**JOB**
Go through the lines below and copy each one that holds the string "XVIII".

[BEGIN ITEMS]

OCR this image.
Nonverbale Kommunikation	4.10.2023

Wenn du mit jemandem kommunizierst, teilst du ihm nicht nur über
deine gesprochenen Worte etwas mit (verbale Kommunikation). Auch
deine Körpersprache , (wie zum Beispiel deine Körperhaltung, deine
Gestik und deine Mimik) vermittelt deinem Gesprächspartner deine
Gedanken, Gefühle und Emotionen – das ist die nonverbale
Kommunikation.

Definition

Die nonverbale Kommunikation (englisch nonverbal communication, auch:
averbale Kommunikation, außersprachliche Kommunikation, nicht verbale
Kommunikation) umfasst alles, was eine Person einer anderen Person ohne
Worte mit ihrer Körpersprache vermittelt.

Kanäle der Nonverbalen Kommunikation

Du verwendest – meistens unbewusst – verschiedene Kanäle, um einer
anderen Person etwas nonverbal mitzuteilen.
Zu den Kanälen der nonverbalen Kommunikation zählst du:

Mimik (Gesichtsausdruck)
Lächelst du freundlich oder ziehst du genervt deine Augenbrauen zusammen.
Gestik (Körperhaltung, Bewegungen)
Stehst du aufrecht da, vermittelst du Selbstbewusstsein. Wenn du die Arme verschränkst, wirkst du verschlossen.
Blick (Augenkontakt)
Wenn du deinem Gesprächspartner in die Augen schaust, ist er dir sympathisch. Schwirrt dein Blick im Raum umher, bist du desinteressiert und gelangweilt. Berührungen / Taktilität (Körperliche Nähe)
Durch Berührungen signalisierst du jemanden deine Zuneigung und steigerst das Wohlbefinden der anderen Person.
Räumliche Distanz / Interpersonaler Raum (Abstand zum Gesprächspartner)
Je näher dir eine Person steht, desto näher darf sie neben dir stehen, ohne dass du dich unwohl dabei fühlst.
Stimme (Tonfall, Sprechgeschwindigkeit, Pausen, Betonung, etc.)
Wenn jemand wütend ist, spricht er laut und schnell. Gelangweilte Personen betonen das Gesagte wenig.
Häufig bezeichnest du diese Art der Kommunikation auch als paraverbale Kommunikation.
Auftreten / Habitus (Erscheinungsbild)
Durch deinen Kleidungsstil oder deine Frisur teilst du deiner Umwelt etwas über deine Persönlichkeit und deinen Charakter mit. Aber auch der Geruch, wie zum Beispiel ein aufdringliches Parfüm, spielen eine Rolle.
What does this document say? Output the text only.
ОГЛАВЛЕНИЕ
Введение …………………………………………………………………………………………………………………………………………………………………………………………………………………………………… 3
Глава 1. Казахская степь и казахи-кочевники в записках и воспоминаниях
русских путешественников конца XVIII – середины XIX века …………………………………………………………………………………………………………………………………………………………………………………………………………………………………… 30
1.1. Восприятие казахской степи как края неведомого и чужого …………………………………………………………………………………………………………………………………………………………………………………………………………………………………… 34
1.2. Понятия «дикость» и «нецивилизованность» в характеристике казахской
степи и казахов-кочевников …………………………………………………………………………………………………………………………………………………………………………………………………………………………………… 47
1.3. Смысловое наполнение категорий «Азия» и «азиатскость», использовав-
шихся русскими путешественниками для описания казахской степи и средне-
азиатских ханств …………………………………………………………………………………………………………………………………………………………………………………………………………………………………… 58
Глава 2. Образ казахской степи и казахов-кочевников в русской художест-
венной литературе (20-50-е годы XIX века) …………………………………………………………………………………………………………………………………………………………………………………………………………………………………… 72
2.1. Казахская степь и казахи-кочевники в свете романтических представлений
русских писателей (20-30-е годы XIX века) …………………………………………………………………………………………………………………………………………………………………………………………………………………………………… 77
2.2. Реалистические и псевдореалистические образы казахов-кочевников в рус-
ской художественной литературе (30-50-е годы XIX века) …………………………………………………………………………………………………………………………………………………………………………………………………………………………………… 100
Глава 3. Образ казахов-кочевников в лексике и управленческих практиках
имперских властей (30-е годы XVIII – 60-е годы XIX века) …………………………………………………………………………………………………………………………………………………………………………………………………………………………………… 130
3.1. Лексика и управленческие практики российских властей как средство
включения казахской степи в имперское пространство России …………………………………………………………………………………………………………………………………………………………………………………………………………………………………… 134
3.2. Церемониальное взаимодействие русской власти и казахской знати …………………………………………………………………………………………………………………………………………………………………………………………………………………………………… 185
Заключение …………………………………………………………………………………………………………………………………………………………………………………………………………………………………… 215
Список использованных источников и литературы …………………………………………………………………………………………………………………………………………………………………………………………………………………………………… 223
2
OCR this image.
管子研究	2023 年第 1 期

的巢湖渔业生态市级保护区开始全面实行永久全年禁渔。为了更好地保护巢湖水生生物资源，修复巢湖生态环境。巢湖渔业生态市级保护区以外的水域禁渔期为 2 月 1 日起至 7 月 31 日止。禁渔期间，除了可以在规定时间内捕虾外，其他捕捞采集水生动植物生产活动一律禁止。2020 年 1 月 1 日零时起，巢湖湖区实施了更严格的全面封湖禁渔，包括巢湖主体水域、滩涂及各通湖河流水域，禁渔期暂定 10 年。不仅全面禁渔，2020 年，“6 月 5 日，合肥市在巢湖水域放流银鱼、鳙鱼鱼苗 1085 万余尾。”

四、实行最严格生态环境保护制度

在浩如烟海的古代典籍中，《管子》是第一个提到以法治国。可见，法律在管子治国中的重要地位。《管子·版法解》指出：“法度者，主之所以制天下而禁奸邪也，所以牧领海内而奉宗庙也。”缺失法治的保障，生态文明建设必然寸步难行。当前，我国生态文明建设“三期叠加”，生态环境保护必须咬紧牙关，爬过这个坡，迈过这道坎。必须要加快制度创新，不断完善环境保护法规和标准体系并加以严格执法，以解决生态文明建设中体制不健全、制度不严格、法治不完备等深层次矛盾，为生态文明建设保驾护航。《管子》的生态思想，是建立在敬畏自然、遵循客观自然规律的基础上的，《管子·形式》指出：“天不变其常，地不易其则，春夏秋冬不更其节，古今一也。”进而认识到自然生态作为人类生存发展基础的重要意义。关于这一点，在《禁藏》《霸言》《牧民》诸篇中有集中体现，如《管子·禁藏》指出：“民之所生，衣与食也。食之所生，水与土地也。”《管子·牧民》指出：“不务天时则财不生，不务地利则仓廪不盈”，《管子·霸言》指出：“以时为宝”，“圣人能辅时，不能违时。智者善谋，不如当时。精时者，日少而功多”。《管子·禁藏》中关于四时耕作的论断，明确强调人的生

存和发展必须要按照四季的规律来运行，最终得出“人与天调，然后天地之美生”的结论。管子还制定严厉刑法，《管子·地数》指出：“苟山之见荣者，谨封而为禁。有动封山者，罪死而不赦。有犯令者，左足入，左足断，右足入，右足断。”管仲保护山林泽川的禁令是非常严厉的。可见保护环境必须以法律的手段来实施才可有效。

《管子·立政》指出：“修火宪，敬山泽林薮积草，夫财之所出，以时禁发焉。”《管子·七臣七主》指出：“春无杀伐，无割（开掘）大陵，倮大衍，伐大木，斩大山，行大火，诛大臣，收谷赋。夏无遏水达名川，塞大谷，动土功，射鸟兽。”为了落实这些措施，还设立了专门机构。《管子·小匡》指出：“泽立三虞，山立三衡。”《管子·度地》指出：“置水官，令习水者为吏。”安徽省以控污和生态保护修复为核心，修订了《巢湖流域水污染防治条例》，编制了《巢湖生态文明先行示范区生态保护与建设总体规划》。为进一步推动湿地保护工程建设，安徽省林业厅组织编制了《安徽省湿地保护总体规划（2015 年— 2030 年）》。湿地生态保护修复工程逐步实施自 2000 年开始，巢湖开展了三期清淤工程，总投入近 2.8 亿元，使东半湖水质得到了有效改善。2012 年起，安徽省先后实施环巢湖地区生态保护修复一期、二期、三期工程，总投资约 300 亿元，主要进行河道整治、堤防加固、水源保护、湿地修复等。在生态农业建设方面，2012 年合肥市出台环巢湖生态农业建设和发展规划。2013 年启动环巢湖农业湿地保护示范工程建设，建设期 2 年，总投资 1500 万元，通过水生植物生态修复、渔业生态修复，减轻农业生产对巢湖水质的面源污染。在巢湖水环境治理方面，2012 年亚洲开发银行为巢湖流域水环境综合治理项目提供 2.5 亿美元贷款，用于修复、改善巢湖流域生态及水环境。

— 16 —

[END ITEMS]

**SOLUTION**
русских путешественников конца XVIII – середины XIX века …………………………………………………………………………………………………………………………………………………………………………………………………………………………………… 30
имперских властей (30-е годы XVIII – 60-е годы XIX века) …………………………………………………………………………………………………………………………………………………………………………………………………………………………………… 130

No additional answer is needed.